━━ Input material
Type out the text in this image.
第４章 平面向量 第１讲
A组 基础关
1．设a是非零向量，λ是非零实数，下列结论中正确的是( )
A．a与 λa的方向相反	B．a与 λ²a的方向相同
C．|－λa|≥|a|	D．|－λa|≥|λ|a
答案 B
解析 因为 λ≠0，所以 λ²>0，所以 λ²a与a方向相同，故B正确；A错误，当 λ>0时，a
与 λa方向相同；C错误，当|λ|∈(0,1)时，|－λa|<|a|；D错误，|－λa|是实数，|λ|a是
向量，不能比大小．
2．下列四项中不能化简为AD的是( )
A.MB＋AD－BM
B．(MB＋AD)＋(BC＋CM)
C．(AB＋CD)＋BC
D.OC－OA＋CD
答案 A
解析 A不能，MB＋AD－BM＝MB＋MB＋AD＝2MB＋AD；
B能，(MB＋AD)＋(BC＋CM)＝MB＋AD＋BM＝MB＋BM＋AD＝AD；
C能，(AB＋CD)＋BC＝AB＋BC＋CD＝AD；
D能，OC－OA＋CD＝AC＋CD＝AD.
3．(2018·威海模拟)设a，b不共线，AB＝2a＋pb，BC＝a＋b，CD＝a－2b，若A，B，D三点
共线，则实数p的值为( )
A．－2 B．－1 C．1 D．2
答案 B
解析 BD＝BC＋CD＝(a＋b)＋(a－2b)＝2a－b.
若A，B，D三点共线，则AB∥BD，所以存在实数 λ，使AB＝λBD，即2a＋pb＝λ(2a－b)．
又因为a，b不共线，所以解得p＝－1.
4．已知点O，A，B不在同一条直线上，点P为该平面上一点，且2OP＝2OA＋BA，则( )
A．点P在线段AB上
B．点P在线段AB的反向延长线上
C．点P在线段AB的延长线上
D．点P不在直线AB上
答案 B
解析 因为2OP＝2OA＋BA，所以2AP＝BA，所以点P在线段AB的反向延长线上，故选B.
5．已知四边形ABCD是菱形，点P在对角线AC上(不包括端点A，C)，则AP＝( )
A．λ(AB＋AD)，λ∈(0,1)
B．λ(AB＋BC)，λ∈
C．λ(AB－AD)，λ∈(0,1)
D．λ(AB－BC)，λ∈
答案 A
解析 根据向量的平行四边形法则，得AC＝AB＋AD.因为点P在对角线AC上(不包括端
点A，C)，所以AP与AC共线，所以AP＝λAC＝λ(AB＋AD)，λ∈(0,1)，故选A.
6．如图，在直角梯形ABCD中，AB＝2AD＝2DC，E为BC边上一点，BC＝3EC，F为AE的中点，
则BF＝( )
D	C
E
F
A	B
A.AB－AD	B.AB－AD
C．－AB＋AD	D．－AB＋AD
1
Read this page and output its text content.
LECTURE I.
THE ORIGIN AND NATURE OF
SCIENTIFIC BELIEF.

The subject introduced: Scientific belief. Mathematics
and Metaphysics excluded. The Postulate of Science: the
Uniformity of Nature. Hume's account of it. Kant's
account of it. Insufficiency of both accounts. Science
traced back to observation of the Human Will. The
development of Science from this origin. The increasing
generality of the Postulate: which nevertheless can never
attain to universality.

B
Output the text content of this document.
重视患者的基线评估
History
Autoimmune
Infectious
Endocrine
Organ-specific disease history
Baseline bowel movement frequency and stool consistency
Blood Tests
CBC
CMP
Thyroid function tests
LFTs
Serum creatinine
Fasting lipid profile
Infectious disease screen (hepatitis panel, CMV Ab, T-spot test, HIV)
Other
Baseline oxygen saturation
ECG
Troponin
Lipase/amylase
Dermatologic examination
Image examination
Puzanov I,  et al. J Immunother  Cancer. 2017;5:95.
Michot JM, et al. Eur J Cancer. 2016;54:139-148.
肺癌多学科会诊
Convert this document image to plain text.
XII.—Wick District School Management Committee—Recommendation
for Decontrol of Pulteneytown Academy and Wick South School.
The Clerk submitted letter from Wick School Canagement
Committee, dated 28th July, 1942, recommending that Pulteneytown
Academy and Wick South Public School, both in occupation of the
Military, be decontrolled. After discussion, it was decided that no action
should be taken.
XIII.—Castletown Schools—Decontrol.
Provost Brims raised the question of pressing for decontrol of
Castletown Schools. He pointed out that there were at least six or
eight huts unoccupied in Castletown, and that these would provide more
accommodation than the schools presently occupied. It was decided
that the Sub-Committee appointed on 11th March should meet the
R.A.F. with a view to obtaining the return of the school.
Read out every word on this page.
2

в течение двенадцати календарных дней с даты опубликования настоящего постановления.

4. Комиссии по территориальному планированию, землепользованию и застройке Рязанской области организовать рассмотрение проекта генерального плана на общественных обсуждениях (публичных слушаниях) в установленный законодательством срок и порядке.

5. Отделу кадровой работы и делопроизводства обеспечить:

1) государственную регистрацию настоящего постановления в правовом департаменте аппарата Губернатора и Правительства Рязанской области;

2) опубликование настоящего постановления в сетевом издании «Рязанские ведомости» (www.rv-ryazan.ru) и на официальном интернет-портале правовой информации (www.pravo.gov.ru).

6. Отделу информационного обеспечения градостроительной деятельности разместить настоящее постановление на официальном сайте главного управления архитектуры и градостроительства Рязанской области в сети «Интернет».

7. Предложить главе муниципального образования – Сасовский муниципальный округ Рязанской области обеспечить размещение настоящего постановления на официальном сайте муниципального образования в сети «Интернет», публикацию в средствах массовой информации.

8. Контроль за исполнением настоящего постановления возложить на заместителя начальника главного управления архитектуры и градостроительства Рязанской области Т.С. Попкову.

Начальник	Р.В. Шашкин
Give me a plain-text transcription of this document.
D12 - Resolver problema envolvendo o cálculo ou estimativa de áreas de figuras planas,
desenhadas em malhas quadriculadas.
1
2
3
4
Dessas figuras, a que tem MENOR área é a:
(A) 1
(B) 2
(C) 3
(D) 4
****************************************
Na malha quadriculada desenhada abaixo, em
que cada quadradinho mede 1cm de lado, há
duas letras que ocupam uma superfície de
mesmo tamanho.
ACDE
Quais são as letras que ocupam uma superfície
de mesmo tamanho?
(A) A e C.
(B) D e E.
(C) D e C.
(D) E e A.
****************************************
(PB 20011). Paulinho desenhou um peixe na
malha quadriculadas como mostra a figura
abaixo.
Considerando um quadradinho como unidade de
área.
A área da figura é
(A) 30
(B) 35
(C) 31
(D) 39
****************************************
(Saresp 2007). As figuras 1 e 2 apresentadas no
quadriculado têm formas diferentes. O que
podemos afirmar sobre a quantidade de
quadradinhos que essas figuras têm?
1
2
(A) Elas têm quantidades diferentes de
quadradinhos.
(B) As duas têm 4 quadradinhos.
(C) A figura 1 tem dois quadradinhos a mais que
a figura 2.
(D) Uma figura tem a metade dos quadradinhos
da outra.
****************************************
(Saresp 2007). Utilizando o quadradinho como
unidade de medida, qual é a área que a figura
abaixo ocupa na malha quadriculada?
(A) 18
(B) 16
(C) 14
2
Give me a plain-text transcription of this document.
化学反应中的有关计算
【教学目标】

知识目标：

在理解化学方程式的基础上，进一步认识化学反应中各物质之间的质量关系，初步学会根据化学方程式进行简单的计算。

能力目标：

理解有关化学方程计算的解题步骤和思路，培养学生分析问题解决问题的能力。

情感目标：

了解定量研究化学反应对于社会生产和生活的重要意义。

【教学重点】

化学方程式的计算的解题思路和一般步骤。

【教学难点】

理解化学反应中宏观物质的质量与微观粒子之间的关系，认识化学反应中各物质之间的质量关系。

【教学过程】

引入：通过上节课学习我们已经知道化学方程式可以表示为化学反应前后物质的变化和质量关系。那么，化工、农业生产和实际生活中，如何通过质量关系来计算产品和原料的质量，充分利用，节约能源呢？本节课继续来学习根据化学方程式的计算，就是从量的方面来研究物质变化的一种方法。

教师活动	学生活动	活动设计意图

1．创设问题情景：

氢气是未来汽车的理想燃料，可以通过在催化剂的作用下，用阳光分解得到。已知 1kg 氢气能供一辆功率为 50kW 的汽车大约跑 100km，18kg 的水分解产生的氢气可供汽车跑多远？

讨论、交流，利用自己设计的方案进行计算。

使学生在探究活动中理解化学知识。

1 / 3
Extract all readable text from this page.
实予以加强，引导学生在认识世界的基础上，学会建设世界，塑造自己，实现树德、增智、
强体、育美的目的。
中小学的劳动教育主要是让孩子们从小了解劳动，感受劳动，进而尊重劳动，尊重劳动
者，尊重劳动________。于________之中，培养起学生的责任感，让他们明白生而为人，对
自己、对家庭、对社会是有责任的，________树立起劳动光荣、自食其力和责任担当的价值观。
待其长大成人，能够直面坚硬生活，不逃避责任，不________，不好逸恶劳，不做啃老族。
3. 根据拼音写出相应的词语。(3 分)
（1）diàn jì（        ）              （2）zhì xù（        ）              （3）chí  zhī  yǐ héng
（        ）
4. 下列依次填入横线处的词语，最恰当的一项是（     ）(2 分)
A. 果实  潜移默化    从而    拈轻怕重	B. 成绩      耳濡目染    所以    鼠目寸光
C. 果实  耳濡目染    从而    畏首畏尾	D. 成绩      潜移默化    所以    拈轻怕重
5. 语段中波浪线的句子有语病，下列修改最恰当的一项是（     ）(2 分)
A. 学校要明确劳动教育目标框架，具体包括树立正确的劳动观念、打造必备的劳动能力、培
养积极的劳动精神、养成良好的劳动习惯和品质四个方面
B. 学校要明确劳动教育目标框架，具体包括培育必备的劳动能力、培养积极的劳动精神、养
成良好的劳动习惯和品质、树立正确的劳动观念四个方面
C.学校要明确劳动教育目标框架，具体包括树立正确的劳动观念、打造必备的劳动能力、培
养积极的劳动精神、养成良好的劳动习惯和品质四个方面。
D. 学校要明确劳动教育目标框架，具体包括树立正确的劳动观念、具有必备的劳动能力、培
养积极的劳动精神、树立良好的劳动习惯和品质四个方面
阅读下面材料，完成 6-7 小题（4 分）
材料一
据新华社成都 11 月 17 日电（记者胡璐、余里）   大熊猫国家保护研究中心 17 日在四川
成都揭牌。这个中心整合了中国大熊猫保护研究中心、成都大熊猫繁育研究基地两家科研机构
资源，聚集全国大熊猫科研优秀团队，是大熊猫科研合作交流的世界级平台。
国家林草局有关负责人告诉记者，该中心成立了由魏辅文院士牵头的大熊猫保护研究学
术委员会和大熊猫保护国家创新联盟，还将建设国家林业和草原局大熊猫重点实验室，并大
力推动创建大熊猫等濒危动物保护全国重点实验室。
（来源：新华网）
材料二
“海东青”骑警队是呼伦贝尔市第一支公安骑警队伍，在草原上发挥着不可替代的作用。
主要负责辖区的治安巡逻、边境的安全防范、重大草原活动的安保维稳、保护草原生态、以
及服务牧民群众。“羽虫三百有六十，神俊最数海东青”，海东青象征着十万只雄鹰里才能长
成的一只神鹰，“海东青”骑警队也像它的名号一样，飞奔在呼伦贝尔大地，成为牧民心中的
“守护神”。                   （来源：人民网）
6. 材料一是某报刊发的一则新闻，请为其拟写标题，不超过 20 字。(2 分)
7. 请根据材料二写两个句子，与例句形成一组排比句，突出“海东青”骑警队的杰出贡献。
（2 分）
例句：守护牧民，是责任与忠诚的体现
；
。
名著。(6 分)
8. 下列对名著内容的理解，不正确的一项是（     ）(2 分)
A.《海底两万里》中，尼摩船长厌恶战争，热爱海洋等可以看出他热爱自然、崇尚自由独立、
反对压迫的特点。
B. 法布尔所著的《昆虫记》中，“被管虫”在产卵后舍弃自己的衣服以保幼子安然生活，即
━━━━
Goal: Give the number of lines in the records above that contain the word "should". Reply with that number alone.

Output of the exercise: 2